- [Collected data entries]:

- - - -

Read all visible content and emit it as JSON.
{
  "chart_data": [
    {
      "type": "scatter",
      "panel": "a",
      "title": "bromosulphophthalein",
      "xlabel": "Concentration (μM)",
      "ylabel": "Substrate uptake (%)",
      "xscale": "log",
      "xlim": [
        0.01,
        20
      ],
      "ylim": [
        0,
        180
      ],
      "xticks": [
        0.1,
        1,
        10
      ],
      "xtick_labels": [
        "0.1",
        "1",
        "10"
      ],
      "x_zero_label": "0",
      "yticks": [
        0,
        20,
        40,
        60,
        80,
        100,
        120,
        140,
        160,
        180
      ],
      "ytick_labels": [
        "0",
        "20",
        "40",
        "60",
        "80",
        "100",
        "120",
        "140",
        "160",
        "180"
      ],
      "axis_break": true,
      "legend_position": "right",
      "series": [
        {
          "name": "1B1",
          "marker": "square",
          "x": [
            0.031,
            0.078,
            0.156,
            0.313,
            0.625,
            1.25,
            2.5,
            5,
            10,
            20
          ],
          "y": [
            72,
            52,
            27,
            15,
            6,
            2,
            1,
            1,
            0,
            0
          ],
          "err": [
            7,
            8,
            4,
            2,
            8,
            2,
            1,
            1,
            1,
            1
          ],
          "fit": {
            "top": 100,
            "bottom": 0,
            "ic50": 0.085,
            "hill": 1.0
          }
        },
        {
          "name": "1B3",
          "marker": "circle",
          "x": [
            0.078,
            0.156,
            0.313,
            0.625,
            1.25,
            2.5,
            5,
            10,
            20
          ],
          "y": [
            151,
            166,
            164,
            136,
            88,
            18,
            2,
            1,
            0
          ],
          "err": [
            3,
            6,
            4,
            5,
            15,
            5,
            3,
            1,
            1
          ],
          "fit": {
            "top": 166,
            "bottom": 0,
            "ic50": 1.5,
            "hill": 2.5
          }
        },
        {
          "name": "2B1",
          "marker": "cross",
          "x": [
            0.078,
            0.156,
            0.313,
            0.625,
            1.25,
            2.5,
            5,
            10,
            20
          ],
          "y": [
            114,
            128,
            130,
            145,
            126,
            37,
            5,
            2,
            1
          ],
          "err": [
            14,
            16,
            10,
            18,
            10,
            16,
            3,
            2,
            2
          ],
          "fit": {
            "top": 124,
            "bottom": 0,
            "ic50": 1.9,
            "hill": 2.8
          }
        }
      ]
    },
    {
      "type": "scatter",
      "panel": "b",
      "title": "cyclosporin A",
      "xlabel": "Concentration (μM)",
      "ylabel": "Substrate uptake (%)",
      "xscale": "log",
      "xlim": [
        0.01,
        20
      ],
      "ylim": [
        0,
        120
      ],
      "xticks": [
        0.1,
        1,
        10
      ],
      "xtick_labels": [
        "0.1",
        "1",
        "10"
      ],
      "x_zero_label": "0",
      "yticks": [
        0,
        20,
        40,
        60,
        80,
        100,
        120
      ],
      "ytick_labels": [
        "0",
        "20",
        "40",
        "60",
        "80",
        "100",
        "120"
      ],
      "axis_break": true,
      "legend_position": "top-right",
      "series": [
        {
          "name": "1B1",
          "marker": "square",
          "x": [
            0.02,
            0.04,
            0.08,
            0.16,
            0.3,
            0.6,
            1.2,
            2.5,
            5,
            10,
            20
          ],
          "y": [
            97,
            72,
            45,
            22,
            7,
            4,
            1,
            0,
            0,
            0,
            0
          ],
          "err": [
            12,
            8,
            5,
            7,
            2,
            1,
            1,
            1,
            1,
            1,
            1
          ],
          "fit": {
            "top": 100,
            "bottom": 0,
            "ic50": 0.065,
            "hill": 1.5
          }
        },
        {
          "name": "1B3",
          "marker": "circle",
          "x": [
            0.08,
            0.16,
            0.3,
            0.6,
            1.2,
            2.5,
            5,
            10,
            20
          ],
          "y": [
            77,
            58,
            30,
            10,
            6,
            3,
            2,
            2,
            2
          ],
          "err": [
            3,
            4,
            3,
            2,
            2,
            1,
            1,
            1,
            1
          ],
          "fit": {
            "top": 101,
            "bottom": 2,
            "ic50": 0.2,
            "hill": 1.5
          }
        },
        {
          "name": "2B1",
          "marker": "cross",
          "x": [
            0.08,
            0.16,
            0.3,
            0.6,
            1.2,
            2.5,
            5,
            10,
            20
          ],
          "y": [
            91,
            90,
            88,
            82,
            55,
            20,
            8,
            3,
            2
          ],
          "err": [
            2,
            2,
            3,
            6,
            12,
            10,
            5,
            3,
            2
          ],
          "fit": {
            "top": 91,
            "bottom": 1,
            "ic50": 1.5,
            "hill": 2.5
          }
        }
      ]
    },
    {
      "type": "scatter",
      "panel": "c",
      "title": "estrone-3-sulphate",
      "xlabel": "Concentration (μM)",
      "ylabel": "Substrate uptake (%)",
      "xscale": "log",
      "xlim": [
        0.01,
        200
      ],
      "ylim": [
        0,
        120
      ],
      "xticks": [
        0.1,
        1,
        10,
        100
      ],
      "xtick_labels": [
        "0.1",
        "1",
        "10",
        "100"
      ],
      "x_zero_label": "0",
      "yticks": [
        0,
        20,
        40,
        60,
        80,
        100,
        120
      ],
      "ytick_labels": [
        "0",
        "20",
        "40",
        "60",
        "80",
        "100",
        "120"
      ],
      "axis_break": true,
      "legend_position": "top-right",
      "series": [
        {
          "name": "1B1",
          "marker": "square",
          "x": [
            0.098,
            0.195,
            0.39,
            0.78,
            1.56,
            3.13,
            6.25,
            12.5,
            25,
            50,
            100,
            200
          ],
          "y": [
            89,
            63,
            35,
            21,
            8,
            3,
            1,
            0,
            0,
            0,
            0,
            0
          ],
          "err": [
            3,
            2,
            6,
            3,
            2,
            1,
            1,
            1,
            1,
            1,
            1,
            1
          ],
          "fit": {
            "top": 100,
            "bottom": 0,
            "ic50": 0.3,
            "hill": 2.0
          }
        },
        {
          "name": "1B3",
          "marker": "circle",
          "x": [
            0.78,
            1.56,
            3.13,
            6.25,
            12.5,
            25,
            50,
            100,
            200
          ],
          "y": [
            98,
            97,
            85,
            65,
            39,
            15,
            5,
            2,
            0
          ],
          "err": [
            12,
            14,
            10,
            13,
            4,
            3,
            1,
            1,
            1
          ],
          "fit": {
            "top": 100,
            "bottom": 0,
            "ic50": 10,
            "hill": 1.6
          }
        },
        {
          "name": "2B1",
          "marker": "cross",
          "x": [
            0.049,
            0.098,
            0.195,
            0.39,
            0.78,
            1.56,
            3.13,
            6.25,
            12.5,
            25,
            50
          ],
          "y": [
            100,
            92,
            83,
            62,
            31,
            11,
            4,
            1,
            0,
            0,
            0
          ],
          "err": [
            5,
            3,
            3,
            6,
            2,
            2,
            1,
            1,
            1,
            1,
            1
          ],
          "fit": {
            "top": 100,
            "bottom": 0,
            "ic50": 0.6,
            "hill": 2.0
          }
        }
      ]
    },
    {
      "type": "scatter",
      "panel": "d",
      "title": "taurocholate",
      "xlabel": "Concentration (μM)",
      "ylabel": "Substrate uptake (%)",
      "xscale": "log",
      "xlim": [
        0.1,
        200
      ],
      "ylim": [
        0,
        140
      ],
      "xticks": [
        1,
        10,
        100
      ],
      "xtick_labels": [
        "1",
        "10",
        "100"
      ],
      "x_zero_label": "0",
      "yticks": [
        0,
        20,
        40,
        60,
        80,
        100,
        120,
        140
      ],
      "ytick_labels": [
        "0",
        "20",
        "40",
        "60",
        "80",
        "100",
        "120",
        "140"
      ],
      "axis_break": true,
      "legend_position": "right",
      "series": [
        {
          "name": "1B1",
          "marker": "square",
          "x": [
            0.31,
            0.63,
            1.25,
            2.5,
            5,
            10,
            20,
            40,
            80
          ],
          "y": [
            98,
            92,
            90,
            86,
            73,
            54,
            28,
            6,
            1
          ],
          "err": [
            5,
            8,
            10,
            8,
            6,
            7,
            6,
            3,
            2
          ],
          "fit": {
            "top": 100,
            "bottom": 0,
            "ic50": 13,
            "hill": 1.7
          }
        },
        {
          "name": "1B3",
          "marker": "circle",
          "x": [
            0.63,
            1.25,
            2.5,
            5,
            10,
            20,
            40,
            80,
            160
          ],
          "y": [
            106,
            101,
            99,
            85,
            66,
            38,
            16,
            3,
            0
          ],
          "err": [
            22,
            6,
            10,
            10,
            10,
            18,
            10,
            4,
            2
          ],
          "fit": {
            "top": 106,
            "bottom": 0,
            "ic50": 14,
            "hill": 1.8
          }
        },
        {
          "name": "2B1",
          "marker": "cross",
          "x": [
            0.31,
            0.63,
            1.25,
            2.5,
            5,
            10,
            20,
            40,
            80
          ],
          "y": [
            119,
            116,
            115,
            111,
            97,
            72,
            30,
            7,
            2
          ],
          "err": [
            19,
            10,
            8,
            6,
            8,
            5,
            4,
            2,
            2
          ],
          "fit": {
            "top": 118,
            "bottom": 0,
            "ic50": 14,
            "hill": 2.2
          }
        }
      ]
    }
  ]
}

- - - -

- [What the exercise asks]: Pull every line containing "title" out of the records.

- [Reply]:
      "title": "bromosulphophthalein",
      "title": "cyclosporin A",
      "title": "estrone-3-sulphate",
      "title": "taurocholate",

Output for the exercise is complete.